- Task input -
>>>
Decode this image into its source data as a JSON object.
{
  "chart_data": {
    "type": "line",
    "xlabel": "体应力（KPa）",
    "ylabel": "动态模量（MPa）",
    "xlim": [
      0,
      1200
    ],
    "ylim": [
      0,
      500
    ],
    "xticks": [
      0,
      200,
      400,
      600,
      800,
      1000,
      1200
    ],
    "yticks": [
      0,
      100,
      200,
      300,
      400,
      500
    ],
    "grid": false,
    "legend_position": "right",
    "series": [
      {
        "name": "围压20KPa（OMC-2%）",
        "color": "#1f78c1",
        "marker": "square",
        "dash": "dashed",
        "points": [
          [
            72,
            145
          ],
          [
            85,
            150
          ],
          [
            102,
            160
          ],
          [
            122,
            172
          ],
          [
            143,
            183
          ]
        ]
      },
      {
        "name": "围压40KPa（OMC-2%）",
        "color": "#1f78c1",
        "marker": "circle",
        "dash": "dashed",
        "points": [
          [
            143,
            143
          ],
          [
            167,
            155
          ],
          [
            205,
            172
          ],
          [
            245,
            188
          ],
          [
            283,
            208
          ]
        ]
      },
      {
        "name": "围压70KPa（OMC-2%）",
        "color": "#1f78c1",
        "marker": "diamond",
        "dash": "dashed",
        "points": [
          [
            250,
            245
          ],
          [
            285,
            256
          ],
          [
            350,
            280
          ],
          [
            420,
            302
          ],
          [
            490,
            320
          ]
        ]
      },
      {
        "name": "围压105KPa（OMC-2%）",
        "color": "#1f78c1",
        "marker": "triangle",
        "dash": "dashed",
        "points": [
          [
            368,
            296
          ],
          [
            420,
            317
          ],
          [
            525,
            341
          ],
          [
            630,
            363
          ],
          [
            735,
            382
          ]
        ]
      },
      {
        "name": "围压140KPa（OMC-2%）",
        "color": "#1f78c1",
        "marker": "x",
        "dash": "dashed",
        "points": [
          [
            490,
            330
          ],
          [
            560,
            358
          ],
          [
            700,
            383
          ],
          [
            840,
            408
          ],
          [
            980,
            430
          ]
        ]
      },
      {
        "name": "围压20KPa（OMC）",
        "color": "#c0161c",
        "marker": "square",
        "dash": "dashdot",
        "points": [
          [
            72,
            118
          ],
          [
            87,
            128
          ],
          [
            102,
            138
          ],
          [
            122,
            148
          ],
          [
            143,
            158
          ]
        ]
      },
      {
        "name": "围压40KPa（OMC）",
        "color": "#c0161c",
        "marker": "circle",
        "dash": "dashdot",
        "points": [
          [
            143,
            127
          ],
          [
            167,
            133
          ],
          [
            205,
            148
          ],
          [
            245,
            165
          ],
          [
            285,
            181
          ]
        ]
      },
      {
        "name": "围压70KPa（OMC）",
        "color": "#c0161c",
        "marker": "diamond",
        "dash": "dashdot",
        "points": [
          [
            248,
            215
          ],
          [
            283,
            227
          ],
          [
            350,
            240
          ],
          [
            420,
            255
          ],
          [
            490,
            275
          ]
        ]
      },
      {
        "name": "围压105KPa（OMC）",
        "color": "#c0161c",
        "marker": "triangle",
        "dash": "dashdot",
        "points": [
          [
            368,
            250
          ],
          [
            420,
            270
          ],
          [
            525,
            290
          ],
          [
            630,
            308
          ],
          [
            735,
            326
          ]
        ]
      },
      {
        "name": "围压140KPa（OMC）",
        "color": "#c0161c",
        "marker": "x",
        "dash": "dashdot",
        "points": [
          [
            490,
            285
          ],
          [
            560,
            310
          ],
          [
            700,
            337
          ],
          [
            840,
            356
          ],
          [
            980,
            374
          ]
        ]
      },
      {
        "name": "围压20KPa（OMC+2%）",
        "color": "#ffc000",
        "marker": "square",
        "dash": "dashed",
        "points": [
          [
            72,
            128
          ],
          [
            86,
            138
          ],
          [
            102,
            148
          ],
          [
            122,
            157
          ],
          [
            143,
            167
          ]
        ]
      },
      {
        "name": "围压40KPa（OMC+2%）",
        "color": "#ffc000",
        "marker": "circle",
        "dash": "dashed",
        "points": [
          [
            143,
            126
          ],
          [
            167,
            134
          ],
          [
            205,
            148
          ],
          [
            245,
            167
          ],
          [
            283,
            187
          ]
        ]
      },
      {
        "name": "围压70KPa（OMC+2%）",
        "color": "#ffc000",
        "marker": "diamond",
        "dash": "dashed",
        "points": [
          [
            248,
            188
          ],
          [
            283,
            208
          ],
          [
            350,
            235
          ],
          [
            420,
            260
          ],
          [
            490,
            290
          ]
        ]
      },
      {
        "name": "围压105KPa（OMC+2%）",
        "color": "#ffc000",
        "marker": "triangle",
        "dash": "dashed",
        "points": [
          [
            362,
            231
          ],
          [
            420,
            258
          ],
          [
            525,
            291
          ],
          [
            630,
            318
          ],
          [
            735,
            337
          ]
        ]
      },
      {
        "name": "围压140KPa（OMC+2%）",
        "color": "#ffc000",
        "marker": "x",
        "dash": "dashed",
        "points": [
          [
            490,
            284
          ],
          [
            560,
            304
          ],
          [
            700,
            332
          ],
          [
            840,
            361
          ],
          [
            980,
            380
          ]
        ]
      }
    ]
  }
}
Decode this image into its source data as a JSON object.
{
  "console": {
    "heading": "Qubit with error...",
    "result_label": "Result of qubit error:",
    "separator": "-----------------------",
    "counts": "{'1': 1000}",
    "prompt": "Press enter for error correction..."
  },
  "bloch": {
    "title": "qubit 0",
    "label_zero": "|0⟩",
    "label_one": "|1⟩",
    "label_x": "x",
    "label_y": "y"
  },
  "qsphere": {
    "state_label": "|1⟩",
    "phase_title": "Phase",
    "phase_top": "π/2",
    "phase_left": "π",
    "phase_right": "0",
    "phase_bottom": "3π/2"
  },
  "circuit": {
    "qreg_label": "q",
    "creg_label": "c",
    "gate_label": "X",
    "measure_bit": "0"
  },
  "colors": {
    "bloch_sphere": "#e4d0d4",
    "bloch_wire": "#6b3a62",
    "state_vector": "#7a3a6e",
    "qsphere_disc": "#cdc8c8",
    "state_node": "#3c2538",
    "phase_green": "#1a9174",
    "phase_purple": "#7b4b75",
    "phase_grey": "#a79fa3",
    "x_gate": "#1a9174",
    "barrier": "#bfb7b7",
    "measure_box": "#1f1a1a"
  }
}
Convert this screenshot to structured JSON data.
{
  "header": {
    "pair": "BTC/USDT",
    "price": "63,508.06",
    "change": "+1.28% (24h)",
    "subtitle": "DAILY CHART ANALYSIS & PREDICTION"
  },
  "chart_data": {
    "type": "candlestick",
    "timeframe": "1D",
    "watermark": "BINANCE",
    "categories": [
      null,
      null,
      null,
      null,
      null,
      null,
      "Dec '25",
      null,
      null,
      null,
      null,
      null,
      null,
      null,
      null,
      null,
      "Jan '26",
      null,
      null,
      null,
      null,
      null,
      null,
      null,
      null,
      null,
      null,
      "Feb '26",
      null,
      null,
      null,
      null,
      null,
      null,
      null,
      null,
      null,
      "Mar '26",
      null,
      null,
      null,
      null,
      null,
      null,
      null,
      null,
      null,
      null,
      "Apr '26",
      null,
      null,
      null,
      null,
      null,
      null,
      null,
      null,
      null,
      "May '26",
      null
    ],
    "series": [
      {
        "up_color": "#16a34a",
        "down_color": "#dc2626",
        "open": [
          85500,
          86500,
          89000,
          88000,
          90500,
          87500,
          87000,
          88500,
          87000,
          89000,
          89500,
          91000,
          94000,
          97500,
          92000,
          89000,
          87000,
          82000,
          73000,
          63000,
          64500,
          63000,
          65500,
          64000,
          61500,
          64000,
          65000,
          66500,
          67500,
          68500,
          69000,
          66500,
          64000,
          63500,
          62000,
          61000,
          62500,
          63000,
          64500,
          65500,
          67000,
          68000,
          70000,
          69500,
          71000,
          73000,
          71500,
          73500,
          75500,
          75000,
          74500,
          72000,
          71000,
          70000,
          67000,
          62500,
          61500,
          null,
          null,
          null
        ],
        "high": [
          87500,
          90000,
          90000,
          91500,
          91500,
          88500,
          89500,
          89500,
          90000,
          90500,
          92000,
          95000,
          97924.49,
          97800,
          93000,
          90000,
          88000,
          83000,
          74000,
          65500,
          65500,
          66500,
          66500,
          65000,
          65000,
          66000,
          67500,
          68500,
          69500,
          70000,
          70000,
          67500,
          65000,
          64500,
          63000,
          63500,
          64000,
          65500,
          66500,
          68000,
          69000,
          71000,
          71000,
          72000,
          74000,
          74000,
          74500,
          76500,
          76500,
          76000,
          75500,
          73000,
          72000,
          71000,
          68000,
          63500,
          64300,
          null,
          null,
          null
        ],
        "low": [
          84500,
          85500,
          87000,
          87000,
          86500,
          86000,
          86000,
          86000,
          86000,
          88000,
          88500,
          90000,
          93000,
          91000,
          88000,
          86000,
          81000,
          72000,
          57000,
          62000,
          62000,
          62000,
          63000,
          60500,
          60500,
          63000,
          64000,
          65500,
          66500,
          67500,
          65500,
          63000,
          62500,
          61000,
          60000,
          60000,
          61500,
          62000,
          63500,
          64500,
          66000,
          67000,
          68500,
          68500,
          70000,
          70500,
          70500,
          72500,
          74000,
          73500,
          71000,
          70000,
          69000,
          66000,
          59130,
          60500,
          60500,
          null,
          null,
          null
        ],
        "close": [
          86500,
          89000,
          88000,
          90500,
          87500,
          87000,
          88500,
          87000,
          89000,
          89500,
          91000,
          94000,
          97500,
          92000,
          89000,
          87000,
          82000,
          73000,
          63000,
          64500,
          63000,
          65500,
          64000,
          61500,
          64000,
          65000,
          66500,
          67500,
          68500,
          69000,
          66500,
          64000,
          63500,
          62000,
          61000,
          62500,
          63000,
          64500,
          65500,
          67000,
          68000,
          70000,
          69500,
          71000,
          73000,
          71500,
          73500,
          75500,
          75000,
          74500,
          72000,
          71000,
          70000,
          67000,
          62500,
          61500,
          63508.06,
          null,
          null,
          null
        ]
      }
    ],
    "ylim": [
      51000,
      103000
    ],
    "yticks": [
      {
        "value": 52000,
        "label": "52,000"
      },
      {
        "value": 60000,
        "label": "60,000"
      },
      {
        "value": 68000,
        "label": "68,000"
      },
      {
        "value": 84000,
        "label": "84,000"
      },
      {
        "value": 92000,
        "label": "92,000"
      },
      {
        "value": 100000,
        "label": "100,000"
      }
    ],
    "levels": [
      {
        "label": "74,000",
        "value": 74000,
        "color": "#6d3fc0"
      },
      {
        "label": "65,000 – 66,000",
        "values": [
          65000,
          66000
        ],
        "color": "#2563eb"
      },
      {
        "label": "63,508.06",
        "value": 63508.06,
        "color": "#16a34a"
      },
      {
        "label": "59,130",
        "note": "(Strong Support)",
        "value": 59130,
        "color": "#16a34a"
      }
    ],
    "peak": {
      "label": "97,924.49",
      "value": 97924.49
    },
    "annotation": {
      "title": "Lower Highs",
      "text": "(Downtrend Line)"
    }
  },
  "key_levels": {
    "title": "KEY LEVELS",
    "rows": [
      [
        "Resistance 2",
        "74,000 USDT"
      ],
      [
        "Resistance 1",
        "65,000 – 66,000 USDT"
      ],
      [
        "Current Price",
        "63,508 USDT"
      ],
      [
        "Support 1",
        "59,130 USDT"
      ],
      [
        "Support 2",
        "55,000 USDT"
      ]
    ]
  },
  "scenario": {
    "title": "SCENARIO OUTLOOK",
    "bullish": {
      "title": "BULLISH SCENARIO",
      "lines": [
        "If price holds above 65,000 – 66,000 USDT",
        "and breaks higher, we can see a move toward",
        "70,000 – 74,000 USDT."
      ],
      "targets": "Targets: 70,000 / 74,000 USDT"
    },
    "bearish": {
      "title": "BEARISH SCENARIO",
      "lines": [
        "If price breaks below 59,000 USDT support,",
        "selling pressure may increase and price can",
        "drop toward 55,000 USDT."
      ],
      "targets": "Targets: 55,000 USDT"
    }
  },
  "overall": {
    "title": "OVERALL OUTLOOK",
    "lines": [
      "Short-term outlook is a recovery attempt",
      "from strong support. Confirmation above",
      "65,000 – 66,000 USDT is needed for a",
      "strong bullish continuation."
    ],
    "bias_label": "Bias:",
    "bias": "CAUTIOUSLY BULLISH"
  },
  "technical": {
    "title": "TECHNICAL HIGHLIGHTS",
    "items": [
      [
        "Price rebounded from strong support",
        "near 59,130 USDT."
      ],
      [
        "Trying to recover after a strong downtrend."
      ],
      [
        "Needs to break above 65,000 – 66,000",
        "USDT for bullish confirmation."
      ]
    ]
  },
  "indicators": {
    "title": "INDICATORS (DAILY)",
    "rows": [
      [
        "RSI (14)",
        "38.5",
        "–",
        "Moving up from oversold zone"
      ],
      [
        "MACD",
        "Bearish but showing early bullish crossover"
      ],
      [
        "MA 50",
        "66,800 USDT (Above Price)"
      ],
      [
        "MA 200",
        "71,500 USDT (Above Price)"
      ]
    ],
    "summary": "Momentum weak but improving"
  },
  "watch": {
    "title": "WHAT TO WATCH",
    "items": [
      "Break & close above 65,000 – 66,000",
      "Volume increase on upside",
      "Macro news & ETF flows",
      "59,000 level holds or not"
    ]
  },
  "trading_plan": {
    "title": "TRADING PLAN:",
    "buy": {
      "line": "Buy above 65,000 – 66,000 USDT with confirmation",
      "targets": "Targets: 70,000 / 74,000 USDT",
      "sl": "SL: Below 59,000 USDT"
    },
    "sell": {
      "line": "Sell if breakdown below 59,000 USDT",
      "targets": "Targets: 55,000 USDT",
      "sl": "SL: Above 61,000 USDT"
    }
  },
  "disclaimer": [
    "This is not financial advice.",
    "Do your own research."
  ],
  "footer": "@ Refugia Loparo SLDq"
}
<<<
- Task statement -
Select every line of the records holding the string "holds".

- Response -
        "If price holds above 65,000 – 66,000 USDT",
      "59,000 level holds or not"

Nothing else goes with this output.